Stored entries:
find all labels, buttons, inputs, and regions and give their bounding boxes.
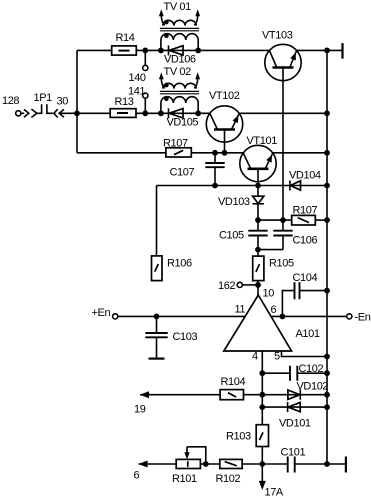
wire C104 right lead: [300, 290, 328, 292]
svg-text:VD104: VD104: [289, 169, 321, 181]
svg-text:140: 140: [129, 72, 146, 84]
resistor R103: [256, 425, 268, 447]
resistor R106: [152, 256, 163, 281]
svg-text:VD101: VD101: [279, 418, 311, 430]
wire 17A drop: [261, 464, 263, 482]
svg-text:VT103: VT103: [262, 30, 293, 42]
svg-text:C107: C107: [170, 166, 195, 178]
wire C107 top lead: [214, 153, 216, 163]
wire R101 to R102: [200, 463, 219, 465]
transformer TV02: [159, 72, 200, 113]
transistor VT102: [206, 106, 242, 153]
potentiometer R101: [176, 447, 200, 469]
wire R107b to rail: [315, 219, 327, 221]
capacitor C106: [273, 231, 292, 236]
node +En terminal: [113, 314, 118, 319]
wire R103 bottom lead: [261, 447, 263, 465]
wire left vertical bus: [76, 50, 78, 152]
svg-text:1P1: 1P1: [34, 92, 53, 104]
svg-text:VT102: VT102: [209, 90, 240, 102]
resistor R14: [112, 46, 137, 55]
wire C106 to R105 node: [258, 249, 283, 251]
resistor R13: [110, 109, 136, 118]
wire VT102 emitter to rail: [239, 112, 327, 114]
wire node 140 stub: [144, 50, 146, 65]
wire node y220 horizontal: [258, 219, 292, 221]
diode VD102: [288, 390, 300, 400]
wire R106 top vertical: [156, 186, 158, 257]
resistor R105: [253, 256, 264, 281]
transformer TV01: [159, 9, 200, 50]
node 141 terminal: [143, 93, 148, 98]
wire R105 bottom to op-amp pin10: [257, 281, 259, 296]
svg-text:5: 5: [274, 351, 280, 363]
wire C101 to bottom-right terminal: [295, 463, 346, 465]
svg-text:R103: R103: [226, 431, 251, 443]
svg-text:VD102: VD102: [297, 381, 329, 393]
diode VD106: [169, 45, 184, 55]
resistor R102: [220, 459, 242, 468]
svg-text:30: 30: [57, 95, 69, 107]
wire right rail: [326, 50, 328, 464]
wire R101 wiper link: [187, 447, 206, 464]
svg-text:VT101: VT101: [247, 135, 278, 147]
node 140 terminal: [143, 65, 148, 70]
capacitor C105: [248, 231, 267, 236]
svg-text:6: 6: [134, 469, 140, 481]
arrow node 19: [140, 391, 149, 398]
wire C107 bottom lead: [214, 167, 216, 185]
svg-text:R104: R104: [221, 376, 246, 388]
wire C106 bottom lead: [282, 236, 284, 250]
svg-text:VD106: VD106: [164, 54, 196, 66]
node -En terminal: [347, 314, 352, 319]
wire R104 through VD102 to rail: [244, 394, 328, 396]
wire C104 left lead: [282, 291, 294, 317]
wire VT103 emitter to top-right terminal: [297, 49, 343, 51]
arrow node 6: [138, 461, 147, 468]
svg-text:+En: +En: [92, 307, 111, 319]
wire top row to R14: [77, 49, 112, 51]
arrow node 17A: [259, 481, 266, 490]
wire C103 bottom lead: [156, 337, 158, 358]
wire corner to R107 left: [77, 152, 166, 154]
svg-text:17A: 17A: [265, 487, 284, 498]
resistor R107 left: [166, 148, 191, 157]
svg-text:TV 02: TV 02: [164, 66, 192, 78]
wire node 141 stub: [144, 98, 146, 113]
wire +En to pin 11: [118, 315, 245, 317]
wire op-amp pin 5 to rail: [282, 351, 328, 357]
wire VD101 row: [262, 406, 327, 408]
svg-text:TV 01: TV 01: [164, 1, 192, 13]
svg-text:10: 10: [263, 287, 275, 299]
wire pin 6 to -En: [272, 315, 347, 317]
diode VD103: [253, 196, 265, 204]
wire node row y185 to rail: [157, 185, 328, 187]
svg-text:C106: C106: [293, 235, 318, 247]
resistor R107 right: [292, 215, 316, 225]
svg-text:C104: C104: [293, 272, 318, 284]
capacitor C104: [295, 282, 300, 299]
svg-text:141: 141: [128, 85, 145, 97]
svg-text:C101: C101: [281, 446, 306, 458]
svg-text:R101: R101: [172, 473, 197, 485]
wire VT101 base to VD103: [257, 169, 259, 196]
wire top row R14 to VT103 collector: [136, 49, 269, 51]
svg-text:128: 128: [2, 95, 19, 107]
wire VD103 to C105: [257, 204, 259, 231]
svg-text:4: 4: [252, 351, 258, 363]
svg-text:R102: R102: [216, 473, 241, 485]
svg-text:6: 6: [271, 304, 277, 316]
transistor VT103: [265, 44, 301, 80]
wire R107 to VT101 collector: [191, 152, 243, 154]
diode VD101: [288, 402, 301, 412]
resistor R104: [220, 390, 243, 400]
wire C102 right lead: [297, 372, 327, 374]
node 162 terminal: [237, 282, 242, 287]
svg-text:VD105: VD105: [167, 117, 199, 129]
svg-text:A101: A101: [296, 328, 320, 340]
svg-text:R107: R107: [293, 205, 318, 217]
wire node 162 stub: [242, 284, 258, 286]
capacitor C103: [145, 333, 167, 337]
svg-text:162: 162: [218, 280, 235, 292]
capacitor C102: [290, 366, 297, 381]
wire C103 top lead: [156, 316, 158, 333]
wire C102 left lead: [262, 372, 290, 374]
terminal bar under C103: [149, 358, 165, 360]
wire arrow 19 to R104: [140, 394, 220, 396]
wire VT101 emitter to rail: [273, 152, 327, 154]
svg-text:VD103: VD103: [218, 196, 250, 208]
wire C105 bottom to R105: [257, 236, 259, 257]
terminal bar top right: [341, 43, 343, 59]
svg-text:11: 11: [235, 303, 246, 315]
svg-text:C102: C102: [299, 363, 324, 375]
wire connector to R13: [59, 112, 110, 114]
svg-text:R105: R105: [269, 258, 294, 270]
svg-text:R13: R13: [115, 96, 134, 108]
svg-text:C103: C103: [173, 331, 198, 343]
transistor VT101: [240, 145, 276, 181]
diode VD104: [290, 181, 301, 191]
svg-text:-En: -En: [355, 312, 371, 324]
svg-text:C105: C105: [219, 230, 244, 242]
op-amp A101: [224, 295, 292, 351]
connector 1P1: [16, 104, 64, 117]
wire R13 to VT102 collector: [136, 112, 210, 114]
capacitor C107: [205, 163, 224, 167]
wire VT103 base column: [282, 81, 284, 231]
svg-text:R106: R106: [167, 258, 192, 270]
wire arrow 6 to R101: [139, 463, 177, 465]
capacitor C101: [288, 457, 295, 473]
svg-text:R107: R107: [163, 137, 188, 149]
wire op-amp pin 4 column: [261, 351, 263, 425]
svg-text:R14: R14: [116, 32, 135, 44]
terminal bar bottom right: [345, 457, 347, 473]
wire R102 to C101: [242, 463, 288, 465]
svg-text:19: 19: [134, 403, 146, 415]
diode VD105: [169, 108, 184, 118]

■ TASK STATEMENT
Give every line of the material as a JSON list of strings, one string per line, skipping blank lines. Leave the pictures out of the answer.

■ FULL OUTPUT
[
  "find all labels, buttons, inputs, and regions and give their bounding boxes.",
  "wire C104 right lead: [300, 290, 328, 292]",
  "svg-text:VD104: VD104: [289, 169, 321, 181]",
  "svg-text:140: 140: [129, 72, 146, 84]",
  "resistor R103: [256, 425, 268, 447]",
  "resistor R106: [152, 256, 163, 281]",
  "svg-text:VD101: VD101: [279, 418, 311, 430]",
  "wire 17A drop: [261, 464, 263, 482]",
  "svg-text:VT103: VT103: [262, 30, 293, 42]",
  "svg-text:C107: C107: [170, 166, 195, 178]",
  "wire C107 top lead: [214, 153, 216, 163]",
  "wire R101 to R102: [200, 463, 219, 465]",
  "transformer TV02: [159, 72, 200, 113]",
  "transistor VT102: [206, 106, 242, 153]",
  "potentiometer R101: [176, 447, 200, 469]",
  "wire R107b to rail: [315, 219, 327, 221]",
  "capacitor C106: [273, 231, 292, 236]",
  "node +En terminal: [113, 314, 118, 319]",
  "wire R103 bottom lead: [261, 447, 263, 465]",
  "wire left vertical bus: [76, 50, 78, 152]",
  "svg-text:1P1: 1P1: [34, 92, 53, 104]",
  "svg-text:VT102: VT102: [209, 90, 240, 102]",
  "resistor R14: [112, 46, 137, 55]",
  "wire C106 to R105 node: [258, 249, 283, 251]",
  "resistor R13: [110, 109, 136, 118]",
  "wire VT102 emitter to rail: [239, 112, 327, 114]",
  "wire node 140 stub: [144, 50, 146, 65]",
  "wire node y220 horizontal: [258, 219, 292, 221]",
  "diode VD102: [288, 390, 300, 400]",
  "wire R106 top vertical: [156, 186, 158, 257]",
  "resistor R105: [253, 256, 264, 281]",
  "transformer TV01: [159, 9, 200, 50]",
  "node 141 terminal: [143, 93, 148, 98]",
  "wire R105 bottom to op-amp pin10: [257, 281, 259, 296]",
  "svg-text:5: 5: [274, 351, 280, 363]",
  "wire C101 to bottom-right terminal: [295, 463, 346, 465]",
  "svg-text:R103: R103: [226, 431, 251, 443]",
  "svg-text:VD102: VD102: [297, 381, 329, 393]",
  "diode VD106: [169, 45, 184, 55]",
  "resistor R102: [220, 459, 242, 468]",
  "svg-text:30: 30: [57, 95, 69, 107]",
  "wire right rail: [326, 50, 328, 464]",
  "wire R101 wiper link: [187, 447, 206, 464]",
  "svg-text:VT101: VT101: [247, 135, 278, 147]",
  "node 140 terminal: [143, 65, 148, 70]",
  "capacitor C105: [248, 231, 267, 236]",
  "svg-text:6: 6: [134, 469, 140, 481]",
  "arrow node 19: [140, 391, 149, 398]",
  "wire C107 bottom lead: [214, 167, 216, 185]",
  "svg-text:R104: R104: [221, 376, 246, 388]",
  "wire C106 bottom lead: [282, 236, 284, 250]",
  "svg-text:VD106: VD106: [164, 54, 196, 66]",
  "node -En terminal: [347, 314, 352, 319]",
  "wire R104 through VD102 to rail: [244, 394, 328, 396]",
  "wire C104 left lead: [282, 291, 294, 317]",
  "wire VT103 emitter to top-right terminal: [297, 49, 343, 51]",
  "arrow node 6: [138, 461, 147, 468]",
  "svg-text:+En: +En: [92, 307, 111, 319]",
  "wire top row to R14: [77, 49, 112, 51]",
  "arrow node 17A: [259, 481, 266, 490]",
  "wire C103 bottom lead: [156, 337, 158, 358]",
  "wire corner to R107 left: [77, 152, 166, 154]",
  "svg-text:17A: 17A: [265, 487, 284, 498]",
  "resistor R107 left: [166, 148, 191, 157]",
  "svg-text:TV 02: TV 02: [164, 66, 192, 78]",
  "wire node 141 stub: [144, 98, 146, 113]",
  "wire +En to pin 11: [118, 315, 245, 317]",
  "wire op-amp pin 5 to rail: [282, 351, 328, 357]",
  "wire VD101 row: [262, 406, 327, 408]",
  "svg-text:TV 01: TV 01: [164, 1, 192, 13]",
  "svg-text:10: 10: [263, 287, 275, 299]",
  "wire pin 6 to -En: [272, 315, 347, 317]",
  "diode VD103: [253, 196, 265, 204]",
  "wire node row y185 to rail: [157, 185, 328, 187]",
  "svg-text:C106: C106: [293, 235, 318, 247]",
  "resistor R107 right: [292, 215, 316, 225]",
  "svg-text:C104: C104: [293, 272, 318, 284]",
  "capacitor C104: [295, 282, 300, 299]",
  "svg-text:141: 141: [128, 85, 145, 97]",
  "svg-text:C101: C101: [281, 446, 306, 458]",
  "svg-text:R101: R101: [172, 473, 197, 485]",
  "wire VT101 base to VD103: [257, 169, 259, 196]",
  "wire top row R14 to VT103 collector: [136, 49, 269, 51]",
  "svg-text:128: 128: [2, 95, 19, 107]",
  "wire VD103 to C105: [257, 204, 259, 231]",
  "svg-text:4: 4: [252, 351, 258, 363]",
  "svg-text:R102: R102: [216, 473, 241, 485]",
  "svg-text:6: 6: [271, 304, 277, 316]",
  "transistor VT103: [265, 44, 301, 80]",
  "wire R107 to VT101 collector: [191, 152, 243, 154]",
  "diode VD101: [288, 402, 301, 412]",
  "resistor R104: [220, 390, 243, 400]",
  "wire C102 right lead: [297, 372, 327, 374]",
  "node 162 terminal: [237, 282, 242, 287]",
  "svg-text:VD105: VD105: [167, 117, 199, 129]",
  "svg-text:A101: A101: [296, 328, 320, 340]",
  "svg-text:R107: R107: [293, 205, 318, 217]",
  "wire node 162 stub: [242, 284, 258, 286]",
  "capacitor C103: [145, 333, 167, 337]",
  "svg-text:162: 162: [218, 280, 235, 292]",
  "capacitor C102: [290, 366, 297, 381]",
  "wire C103 top lead: [156, 316, 158, 333]",
  "wire C102 left lead: [262, 372, 290, 374]",
  "terminal bar under C103: [149, 358, 165, 360]",
  "wire arrow 19 to R104: [140, 394, 220, 396]",
  "wire VT101 emitter to rail: [273, 152, 327, 154]",
  "svg-text:VD103: VD103: [218, 196, 250, 208]",
  "wire C105 bottom to R105: [257, 236, 259, 257]",
  "terminal bar top right: [341, 43, 343, 59]",
  "svg-text:11: 11: [235, 303, 246, 315]",
  "svg-text:C102: C102: [299, 363, 324, 375]",
  "wire connector to R13: [59, 112, 110, 114]",
  "svg-text:R105: R105: [269, 258, 294, 270]",
  "svg-text:R13: R13: [115, 96, 134, 108]",
  "svg-text:C103: C103: [173, 331, 198, 343]",
  "transistor VT101: [240, 145, 276, 181]",
  "diode VD104: [290, 181, 301, 191]",
  "svg-text:-En: -En: [355, 312, 371, 324]",
  "svg-text:C105: C105: [219, 230, 244, 242]",
  "op-amp A101: [224, 295, 292, 351]",
  "connector 1P1: [16, 104, 64, 117]",
  "wire R13 to VT102 collector: [136, 112, 210, 114]",
  "capacitor C107: [205, 163, 224, 167]",
  "wire VT103 base column: [282, 81, 284, 231]",
  "svg-text:R106: R106: [167, 258, 192, 270]",
  "wire arrow 6 to R101: [139, 463, 177, 465]",
  "capacitor C101: [288, 457, 295, 473]",
  "svg-text:R107: R107: [163, 137, 188, 149]",
  "wire op-amp pin 4 column: [261, 351, 263, 425]",
  "svg-text:R14: R14: [116, 32, 135, 44]",
  "terminal bar bottom right: [345, 457, 347, 473]",
  "wire R102 to C101: [242, 463, 288, 465]",
  "svg-text:19: 19: [134, 403, 146, 415]",
  "diode VD105: [169, 108, 184, 118]"
]